Below are records. Count every line containing the word "text" and give the number alone.

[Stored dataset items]
◇ ◇ ◇ ◇ ◇ ◇ ◇
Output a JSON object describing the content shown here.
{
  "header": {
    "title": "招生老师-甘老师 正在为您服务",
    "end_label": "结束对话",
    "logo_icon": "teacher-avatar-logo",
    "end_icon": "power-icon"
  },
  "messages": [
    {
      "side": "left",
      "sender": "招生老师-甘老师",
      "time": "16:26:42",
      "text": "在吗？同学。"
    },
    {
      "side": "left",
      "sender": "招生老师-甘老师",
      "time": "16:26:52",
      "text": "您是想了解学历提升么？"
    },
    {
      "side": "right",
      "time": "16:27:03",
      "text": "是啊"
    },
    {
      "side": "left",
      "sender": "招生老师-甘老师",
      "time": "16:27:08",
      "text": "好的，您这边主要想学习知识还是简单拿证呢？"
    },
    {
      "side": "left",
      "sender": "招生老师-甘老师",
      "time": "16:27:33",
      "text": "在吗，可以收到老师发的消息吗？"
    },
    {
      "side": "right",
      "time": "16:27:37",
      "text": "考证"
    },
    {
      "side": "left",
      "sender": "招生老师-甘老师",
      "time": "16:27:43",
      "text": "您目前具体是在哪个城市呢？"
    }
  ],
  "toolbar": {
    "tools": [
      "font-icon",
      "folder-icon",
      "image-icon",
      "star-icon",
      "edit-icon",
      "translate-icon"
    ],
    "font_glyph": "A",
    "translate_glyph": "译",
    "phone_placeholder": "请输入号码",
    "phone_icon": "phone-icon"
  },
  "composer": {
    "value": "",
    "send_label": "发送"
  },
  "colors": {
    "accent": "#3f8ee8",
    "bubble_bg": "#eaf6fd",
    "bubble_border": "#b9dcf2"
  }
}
◇ ◇ ◇ ◇ ◇ ◇ ◇
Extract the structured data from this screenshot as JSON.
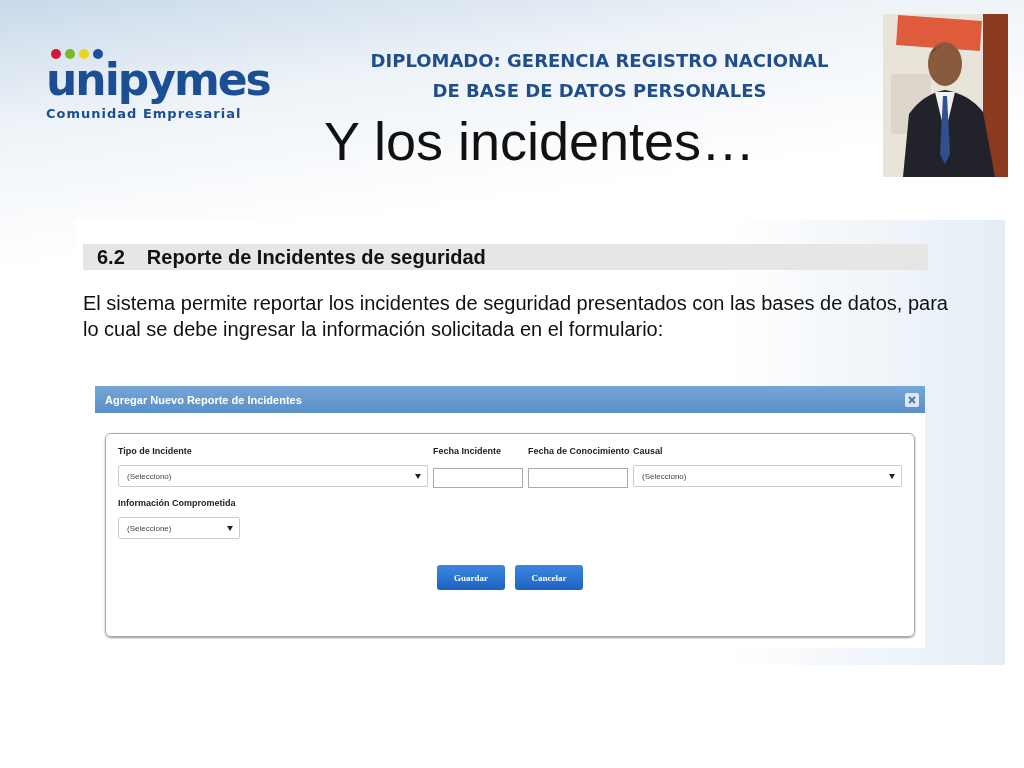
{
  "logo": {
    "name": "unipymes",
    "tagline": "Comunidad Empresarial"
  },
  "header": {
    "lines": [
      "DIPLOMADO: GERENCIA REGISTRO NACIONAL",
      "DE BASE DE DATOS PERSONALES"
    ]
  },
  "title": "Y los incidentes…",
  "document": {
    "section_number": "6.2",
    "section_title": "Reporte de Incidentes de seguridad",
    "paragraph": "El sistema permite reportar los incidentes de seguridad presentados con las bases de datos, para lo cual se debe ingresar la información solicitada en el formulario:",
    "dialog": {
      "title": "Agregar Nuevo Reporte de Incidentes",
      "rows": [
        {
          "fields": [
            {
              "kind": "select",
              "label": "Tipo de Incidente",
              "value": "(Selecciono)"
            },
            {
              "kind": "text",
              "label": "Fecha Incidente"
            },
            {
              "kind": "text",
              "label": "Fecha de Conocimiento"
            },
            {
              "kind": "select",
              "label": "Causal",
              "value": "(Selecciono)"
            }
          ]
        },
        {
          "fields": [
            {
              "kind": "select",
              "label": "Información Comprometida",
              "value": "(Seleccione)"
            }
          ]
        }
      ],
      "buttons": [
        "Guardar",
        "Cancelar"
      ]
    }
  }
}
◇ ◇ ◇ ◇ ◇ ◇ ◇
ANSWER TO THE EXERCISE | 9